» Your goal
Please report each line below that contains the string "temperature", matching case exactly.

» Material supplied
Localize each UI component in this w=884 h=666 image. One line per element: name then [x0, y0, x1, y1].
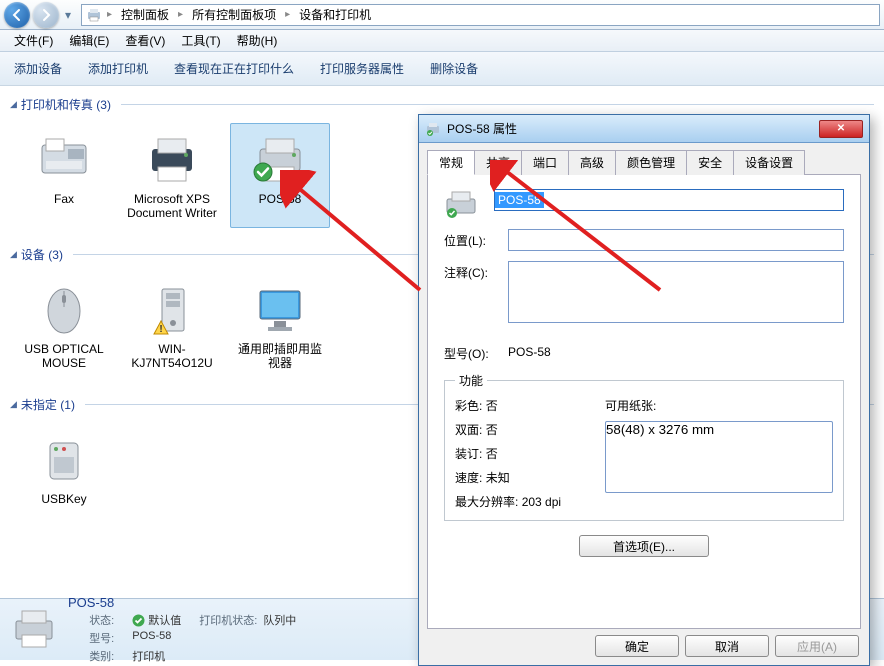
back-button[interactable] — [4, 2, 30, 28]
forward-button[interactable] — [33, 2, 59, 28]
location-label: 位置(L): — [444, 229, 508, 249]
computer-icon: ! — [143, 280, 201, 338]
tab-color[interactable]: 颜色管理 — [615, 150, 687, 175]
menu-view[interactable]: 查看(V) — [117, 30, 173, 51]
printer-icon — [10, 605, 58, 653]
address-bar[interactable]: ▸ 控制面板 ▸ 所有控制面板项 ▸ 设备和打印机 — [81, 4, 880, 26]
menu-bar: 文件(F) 编辑(E) 查看(V) 工具(T) 帮助(H) — [0, 30, 884, 52]
preferences-button[interactable]: 首选项(E)... — [579, 535, 709, 557]
nav-bar: ▾ ▸ 控制面板 ▸ 所有控制面板项 ▸ 设备和打印机 — [0, 0, 884, 30]
details-name: POS-58 — [68, 595, 114, 610]
server-props-button[interactable]: 打印服务器属性 — [316, 56, 408, 81]
tab-sharing[interactable]: 共享 — [474, 150, 522, 175]
chevron-right-icon: ▸ — [176, 9, 185, 20]
tab-ports[interactable]: 端口 — [521, 150, 569, 175]
device-item-pc[interactable]: ! WIN-KJ7NT54O12U — [122, 273, 222, 378]
collapse-icon: ◢ — [10, 399, 17, 410]
comment-label: 注释(C): — [444, 261, 508, 281]
close-button[interactable]: ✕ — [819, 120, 863, 138]
features-group: 功能 彩色: 否 可用纸张: 双面: 否 58(48) x 3276 mm 装订… — [444, 372, 844, 521]
printer-icon — [425, 121, 441, 137]
printer-icon — [251, 130, 309, 188]
printer-icon — [444, 189, 478, 219]
checkmark-icon — [132, 614, 145, 627]
svg-text:!: ! — [159, 324, 162, 335]
collapse-icon: ◢ — [10, 249, 17, 260]
command-bar: 添加设备 添加打印机 查看现在正在打印什么 打印服务器属性 删除设备 — [0, 52, 884, 86]
menu-edit[interactable]: 编辑(E) — [61, 30, 117, 51]
dialog-title: POS-58 属性 — [447, 120, 813, 137]
comment-input[interactable] — [508, 261, 844, 323]
menu-help[interactable]: 帮助(H) — [229, 30, 286, 51]
add-device-button[interactable]: 添加设备 — [10, 56, 66, 81]
fax-icon — [35, 130, 93, 188]
breadcrumb-item[interactable]: 设备和打印机 — [295, 4, 375, 25]
warning-icon: ! — [153, 320, 169, 336]
device-item-monitor[interactable]: 通用即插即用监视器 — [230, 273, 330, 378]
breadcrumb-item[interactable]: 所有控制面板项 — [188, 4, 280, 25]
history-dropdown[interactable]: ▾ — [62, 8, 74, 22]
device-item-xps[interactable]: Microsoft XPS Document Writer — [122, 123, 222, 228]
mouse-icon — [35, 280, 93, 338]
tab-strip: 常规 共享 端口 高级 颜色管理 安全 设备设置 — [427, 149, 861, 175]
close-icon: ✕ — [837, 123, 845, 134]
tab-general[interactable]: 常规 — [427, 150, 475, 175]
paper-list[interactable]: 58(48) x 3276 mm — [605, 421, 833, 493]
tab-security[interactable]: 安全 — [686, 150, 734, 175]
usb-device-icon — [35, 430, 93, 488]
breadcrumb-item[interactable]: 控制面板 — [117, 4, 173, 25]
add-printer-button[interactable]: 添加打印机 — [84, 56, 152, 81]
menu-file[interactable]: 文件(F) — [6, 30, 61, 51]
cancel-button[interactable]: 取消 — [685, 635, 769, 657]
tab-device[interactable]: 设备设置 — [733, 150, 805, 175]
chevron-right-icon: ▸ — [283, 9, 292, 20]
device-item-pos58[interactable]: POS-58 — [230, 123, 330, 228]
model-value: POS-58 — [508, 342, 844, 359]
printer-icon — [86, 7, 102, 23]
ok-button[interactable]: 确定 — [595, 635, 679, 657]
device-item-fax[interactable]: Fax — [14, 123, 114, 228]
printer-name-input[interactable]: POS-58 — [494, 189, 844, 211]
monitor-icon — [251, 280, 309, 338]
checkmark-icon — [253, 162, 273, 182]
location-input[interactable] — [508, 229, 844, 251]
dialog-titlebar[interactable]: POS-58 属性 ✕ — [419, 115, 869, 143]
printer-icon — [143, 130, 201, 188]
collapse-icon: ◢ — [10, 99, 17, 110]
tab-panel-general: POS-58 位置(L): 注释(C): 型号(O): POS-58 功能 彩色… — [427, 175, 861, 629]
apply-button[interactable]: 应用(A) — [775, 635, 859, 657]
chevron-right-icon: ▸ — [105, 9, 114, 20]
tab-advanced[interactable]: 高级 — [568, 150, 616, 175]
properties-dialog: POS-58 属性 ✕ 常规 共享 端口 高级 颜色管理 安全 设备设置 POS… — [418, 114, 870, 666]
remove-device-button[interactable]: 删除设备 — [426, 56, 482, 81]
menu-tools[interactable]: 工具(T) — [173, 30, 228, 51]
model-label: 型号(O): — [444, 342, 508, 362]
device-item-usbkey[interactable]: USBKey — [14, 423, 114, 513]
device-item-mouse[interactable]: USB OPTICAL MOUSE — [14, 273, 114, 378]
see-printing-button[interactable]: 查看现在正在打印什么 — [170, 56, 298, 81]
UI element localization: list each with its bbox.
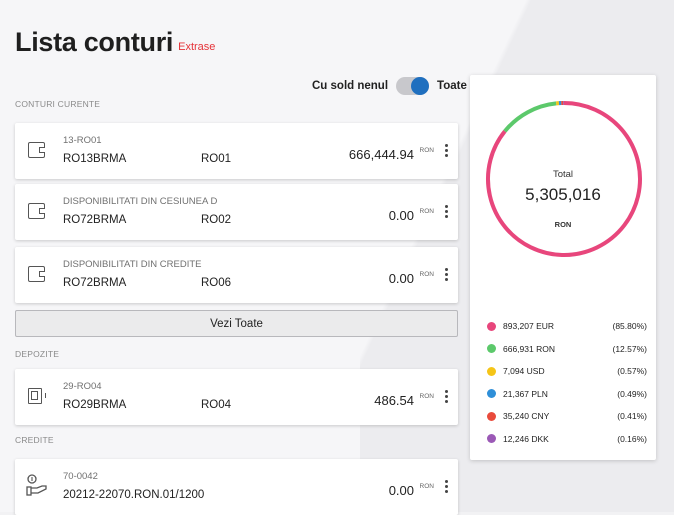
legend-dot (487, 322, 496, 331)
statements-link[interactable]: Extrase (178, 41, 215, 53)
account-card[interactable]: DISPONIBILITATI DIN CESIUNEA D RO72BRMA … (15, 184, 458, 240)
legend-percent: (12.57%) (613, 344, 648, 354)
balance-filter: Cu sold nenul Toate (312, 77, 467, 95)
deposit-iban: RO29BRMA (63, 399, 126, 411)
legend-dot (487, 367, 496, 376)
credit-code: 70-0042 (63, 471, 98, 482)
deposit-suffix: RO04 (201, 399, 231, 411)
section-label-deposits: DEPOZITE (15, 349, 59, 359)
legend-dot (487, 412, 496, 421)
total-label: Total (470, 169, 656, 180)
legend-percent: (0.16%) (617, 434, 647, 444)
account-suffix: RO02 (201, 214, 231, 226)
more-vertical-icon[interactable] (442, 268, 450, 284)
legend-dot (487, 434, 496, 443)
deposit-balance: 486.54 (374, 393, 414, 408)
legend-item: 35,240 CNY (0.41%) (487, 405, 647, 428)
account-balance: 0.00 (389, 271, 414, 286)
account-suffix: RO06 (201, 277, 231, 289)
balance-filter-toggle[interactable] (396, 77, 429, 95)
credit-currency: RON (420, 483, 434, 490)
legend-dot (487, 389, 496, 398)
legend-amount: 21,367 PLN (503, 389, 617, 399)
deposit-card[interactable]: 29-RO04 RO29BRMA RO04 486.54 RON (15, 369, 458, 425)
more-vertical-icon[interactable] (442, 205, 450, 221)
safe-icon (28, 388, 42, 404)
wallet-icon (28, 142, 45, 158)
filter-label-nonzero[interactable]: Cu sold nenul (312, 80, 388, 92)
legend-dot (487, 344, 496, 353)
account-code: DISPONIBILITATI DIN CESIUNEA D (63, 196, 217, 207)
legend-amount: 35,240 CNY (503, 411, 617, 421)
credit-balance: 0.00 (389, 483, 414, 498)
legend-item: 893,207 EUR (85.80%) (487, 315, 647, 338)
legend-item: 7,094 USD (0.57%) (487, 360, 647, 383)
wallet-icon (28, 266, 45, 282)
account-currency: RON (420, 208, 434, 215)
account-currency: RON (420, 147, 434, 154)
legend-percent: (0.57%) (617, 366, 647, 376)
section-label-current: CONTURI CURENTE (15, 99, 100, 109)
legend-item: 12,246 DKK (0.16%) (487, 428, 647, 451)
account-iban: RO72BRMA (63, 277, 126, 289)
legend-amount: 12,246 DKK (503, 434, 617, 444)
currency-legend: 893,207 EUR (85.80%) 666,931 RON (12.57%… (487, 315, 647, 450)
account-iban: RO13BRMA (63, 153, 126, 165)
account-suffix: RO01 (201, 153, 231, 165)
legend-item: 21,367 PLN (0.49%) (487, 383, 647, 406)
section-label-credits: CREDITE (15, 435, 54, 445)
loan-hand-icon (25, 473, 49, 497)
deposit-code: 29-RO04 (63, 381, 102, 392)
account-iban: RO72BRMA (63, 214, 126, 226)
account-card[interactable]: 13-RO01 RO13BRMA RO01 666,444.94 RON (15, 123, 458, 179)
toggle-knob (411, 77, 429, 95)
credit-contract: 20212-22070.RON.01/1200 (63, 489, 204, 501)
account-card[interactable]: DISPONIBILITATI DIN CREDITE RO72BRMA RO0… (15, 247, 458, 303)
account-balance: 0.00 (389, 208, 414, 223)
credit-card[interactable]: 70-0042 20212-22070.RON.01/1200 0.00 RON (15, 459, 458, 515)
account-code: 13-RO01 (63, 135, 102, 146)
donut-segment-1 (505, 103, 556, 131)
legend-amount: 893,207 EUR (503, 321, 613, 331)
page-title: Lista conturi (15, 27, 173, 58)
more-vertical-icon[interactable] (442, 144, 450, 160)
legend-percent: (0.49%) (617, 389, 647, 399)
see-all-button[interactable]: Vezi Toate (15, 310, 458, 337)
legend-percent: (0.41%) (617, 411, 647, 421)
deposit-currency: RON (420, 393, 434, 400)
more-vertical-icon[interactable] (442, 390, 450, 406)
wallet-icon (28, 203, 45, 219)
more-vertical-icon[interactable] (442, 480, 450, 496)
legend-percent: (85.80%) (613, 321, 648, 331)
account-balance: 666,444.94 (349, 147, 414, 162)
filter-label-all[interactable]: Toate (437, 80, 467, 92)
account-currency: RON (420, 271, 434, 278)
legend-item: 666,931 RON (12.57%) (487, 338, 647, 361)
page-header: Lista conturi Extrase (15, 27, 215, 58)
total-value: 5,305,016 (470, 185, 656, 205)
balance-summary-panel: Total 5,305,016 RON 893,207 EUR (85.80%)… (470, 75, 656, 460)
legend-amount: 666,931 RON (503, 344, 613, 354)
account-code: DISPONIBILITATI DIN CREDITE (63, 259, 201, 270)
total-currency: RON (470, 220, 656, 229)
legend-amount: 7,094 USD (503, 366, 617, 376)
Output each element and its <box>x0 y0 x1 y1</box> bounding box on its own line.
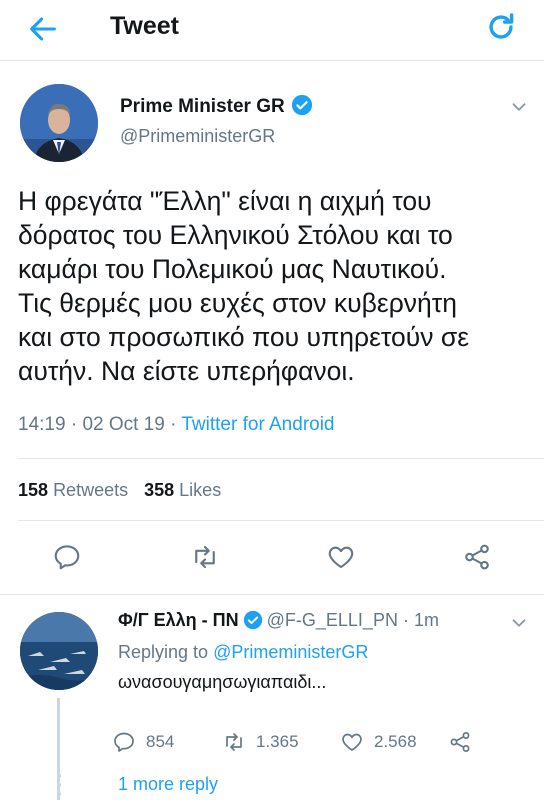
reply-likes-count: 2.568 <box>374 732 417 751</box>
page-title: Tweet <box>110 12 179 40</box>
reply-retweets-count: 1.365 <box>256 732 299 751</box>
reply-author-handle[interactable]: @F-G_ELLI_PN <box>267 610 398 630</box>
tweet-date: 02 Oct 19 <box>82 414 165 435</box>
top-bar: Tweet <box>0 0 544 61</box>
reply-author-name[interactable]: Φ/Γ Ελλη - ΠΝ <box>118 610 239 630</box>
reply-avatar-image <box>20 612 98 690</box>
chevron-down-icon[interactable] <box>508 96 530 118</box>
reply-author-avatar[interactable] <box>20 612 98 690</box>
likes-stat[interactable]: 358 Likes <box>144 480 221 500</box>
author-avatar-image <box>20 84 98 162</box>
replying-to: Replying to @PrimeministerGR <box>118 642 368 663</box>
chevron-down-icon[interactable] <box>508 612 530 634</box>
replying-to-link[interactable]: @PrimeministerGR <box>213 642 368 662</box>
reply-replies-button[interactable]: 854 <box>112 730 174 754</box>
reply-text: ωνασουγαμησωγιαπαιδι... <box>118 672 327 692</box>
tweet-text: Η φρεγάτα "Έλλη" είναι η αιχμή του δόρατ… <box>18 186 470 386</box>
tweet-source-link[interactable]: Twitter for Android <box>181 414 334 435</box>
author-name[interactable]: Prime Minister GR <box>120 94 313 118</box>
meta-separator: · <box>170 414 177 435</box>
like-heart-icon[interactable] <box>326 542 356 572</box>
reply-header: Φ/Γ Ελλη - ΠΝ @F-G_ELLI_PN · 1m <box>118 610 439 631</box>
more-replies-link[interactable]: 1 more reply <box>118 774 218 795</box>
share-icon[interactable] <box>462 542 492 572</box>
share-icon <box>450 732 470 752</box>
back-arrow-icon[interactable] <box>26 12 60 46</box>
divider <box>18 458 544 459</box>
replying-prefix: Replying to <box>118 642 209 662</box>
likes-count: 358 <box>144 480 175 500</box>
reply-retweet-button[interactable]: 1.365 <box>222 730 299 754</box>
reply-share-button[interactable] <box>448 730 472 754</box>
divider <box>0 594 544 595</box>
tweet-stats: 158 Retweets 358 Likes <box>18 480 221 501</box>
author-name-text: Prime Minister GR <box>120 96 285 117</box>
author-avatar[interactable] <box>20 84 98 162</box>
retweets-label: Retweets <box>53 480 129 500</box>
reply-icon[interactable] <box>52 542 82 572</box>
retweets-stat[interactable]: 158 Retweets <box>18 480 128 500</box>
verified-badge-icon <box>291 94 312 116</box>
refresh-icon[interactable] <box>484 10 518 44</box>
likes-label: Likes <box>179 480 222 500</box>
thread-dots <box>57 774 61 796</box>
verified-badge-icon <box>243 610 262 630</box>
divider <box>18 520 544 521</box>
like-heart-icon <box>342 733 362 751</box>
tweet-meta: 14:19 · 02 Oct 19 · Twitter for Android <box>18 414 335 436</box>
tweet-time: 14:19 <box>18 414 66 435</box>
author-handle[interactable]: @PrimeministerGR <box>120 126 275 147</box>
meta-separator: · <box>70 414 78 435</box>
reply-icon <box>114 732 134 752</box>
reply-replies-count: 854 <box>146 732 175 751</box>
retweet-icon[interactable] <box>190 542 220 572</box>
retweets-count: 158 <box>18 480 49 500</box>
reply-time: · 1m <box>402 610 439 630</box>
reply-like-button[interactable]: 2.568 <box>340 730 417 754</box>
retweet-icon <box>226 733 242 751</box>
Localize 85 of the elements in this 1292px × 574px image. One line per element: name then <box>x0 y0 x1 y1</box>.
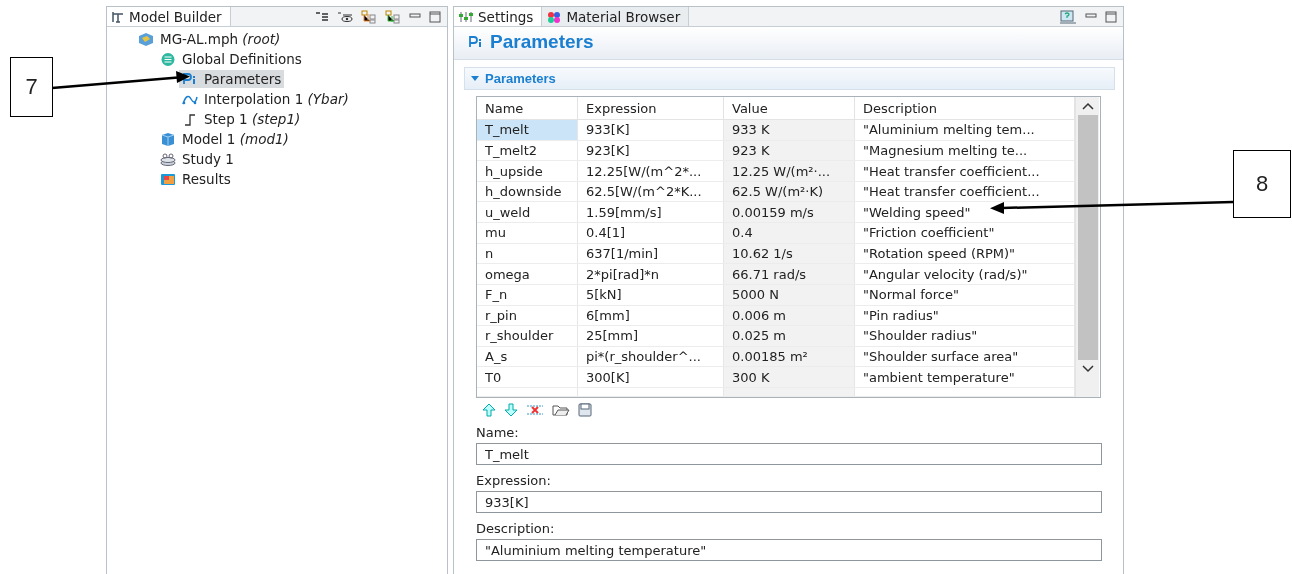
molecule-icon <box>546 9 563 24</box>
list-icon <box>160 51 176 67</box>
table-cell: "Pin radius" <box>854 305 1075 326</box>
table-cell: "Shoulder radius" <box>854 325 1075 347</box>
table-cell: "Shoulder surface area" <box>854 346 1075 367</box>
table-cell: 62.5[W/(m^2*K... <box>577 181 724 202</box>
table-cell: "Angular velocity (rad/s)" <box>854 263 1075 285</box>
table-cell: omega <box>477 263 578 285</box>
study-icon <box>160 151 176 167</box>
text-field[interactable]: 933[K] <box>476 491 1102 513</box>
table-cell: 6[mm] <box>577 305 724 326</box>
table-cell: mu <box>477 222 578 244</box>
text-field[interactable]: T_melt <box>476 443 1102 465</box>
page-title: Parameters <box>490 31 594 53</box>
table-cell: r_pin <box>477 305 578 326</box>
table-cell: "Rotation speed (RPM)" <box>854 243 1075 264</box>
callout-label: 8 <box>1233 150 1291 218</box>
table-cell: "Normal force" <box>854 284 1075 305</box>
column-header[interactable]: Value <box>723 97 855 120</box>
table-cell: 12.25[W/(m^2*... <box>577 160 724 182</box>
tree-icon <box>111 9 125 24</box>
move-down-icon <box>504 403 518 417</box>
maximize-icon <box>1105 10 1117 23</box>
table-cell: "Aluminium melting tem... <box>854 119 1075 141</box>
table-cell: 637[1/min] <box>577 243 724 264</box>
tree-item[interactable]: Study 1 <box>157 150 237 168</box>
table-cell: "ambient temperature" <box>854 366 1075 388</box>
table-cell: T_melt <box>477 119 578 141</box>
tree-item[interactable]: Interpolation 1 (Ybar) <box>179 90 352 108</box>
field-label: Description: <box>476 520 556 538</box>
table-cell: F_n <box>477 284 578 305</box>
panel-tab[interactable]: Settings <box>454 7 543 26</box>
move-up-icon <box>482 403 496 417</box>
maximize-icon <box>429 10 441 23</box>
tree-item[interactable]: MG-AL.mph (root) <box>135 30 284 48</box>
table-cell: "Magnesium melting te... <box>854 140 1075 161</box>
pi-icon <box>468 35 484 49</box>
section-header[interactable]: Parameters <box>464 67 1115 90</box>
caret-icon <box>471 76 479 81</box>
text-field[interactable]: "Aluminium melting temperature" <box>476 539 1102 561</box>
table-cell: 5[kN] <box>577 284 724 305</box>
panel-tab[interactable]: Material Browser <box>542 7 690 26</box>
table-cell: 25[mm] <box>577 325 724 347</box>
table-cell: r_shoulder <box>477 325 578 347</box>
scroll-thumb[interactable] <box>1077 115 1098 360</box>
results-icon <box>160 171 176 187</box>
pi-icon <box>182 71 198 87</box>
table-cell: 933[K] <box>577 119 724 141</box>
field-label: Name: <box>476 424 520 442</box>
column-header[interactable]: Expression <box>577 97 724 120</box>
column-header[interactable]: Name <box>477 97 578 120</box>
callout-label: 7 <box>10 57 53 117</box>
table-cell: 2*pi[rad]*n <box>577 263 724 285</box>
delete-icon <box>526 403 544 417</box>
field-label: Expression: <box>476 472 552 490</box>
table-cell: "Heat transfer coefficient... <box>854 181 1075 202</box>
table-cell: "Heat transfer coefficient... <box>854 160 1075 182</box>
table-cell: h_downside <box>477 181 578 202</box>
table-cell: T_melt2 <box>477 140 578 161</box>
table-cell: 0.4[1] <box>577 222 724 244</box>
cube-icon <box>160 131 176 147</box>
table-cell: 1.59[mm/s] <box>577 201 724 223</box>
model-builder-tab[interactable]: Model Builder <box>107 7 231 26</box>
folder-icon <box>552 403 570 417</box>
table-cell: 300[K] <box>577 366 724 388</box>
table-cell: u_weld <box>477 201 578 223</box>
scrollbar[interactable] <box>1075 97 1099 397</box>
table-cell: h_upside <box>477 160 578 182</box>
table-cell: T0 <box>477 366 578 388</box>
sliders-icon <box>458 10 474 23</box>
table-cell: A_s <box>477 346 578 367</box>
tree-item[interactable]: Model 1 (mod1) <box>157 130 292 148</box>
tree-item[interactable]: Global Definitions <box>157 50 305 68</box>
tree-item[interactable]: Step 1 (step1) <box>179 110 304 128</box>
help-icon <box>1059 9 1077 24</box>
show-icon <box>337 10 353 23</box>
tree-item[interactable]: Parameters <box>179 70 285 88</box>
save-icon <box>578 403 592 417</box>
tree-item[interactable]: Results <box>157 170 234 188</box>
table-cell: 923[K] <box>577 140 724 161</box>
table-cell: pi*(r_shoulder^... <box>577 346 724 367</box>
column-header[interactable]: Description <box>854 97 1075 120</box>
table-cell: "Friction coefficient" <box>854 222 1075 244</box>
step-icon <box>182 111 198 127</box>
table-cell: n <box>477 243 578 264</box>
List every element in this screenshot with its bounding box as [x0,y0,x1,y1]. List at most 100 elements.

» Output for this task
table-cell: "ambient temperature" <box>854 366 1075 388</box>
text-field[interactable]: "Aluminium melting temperature" <box>476 539 1102 561</box>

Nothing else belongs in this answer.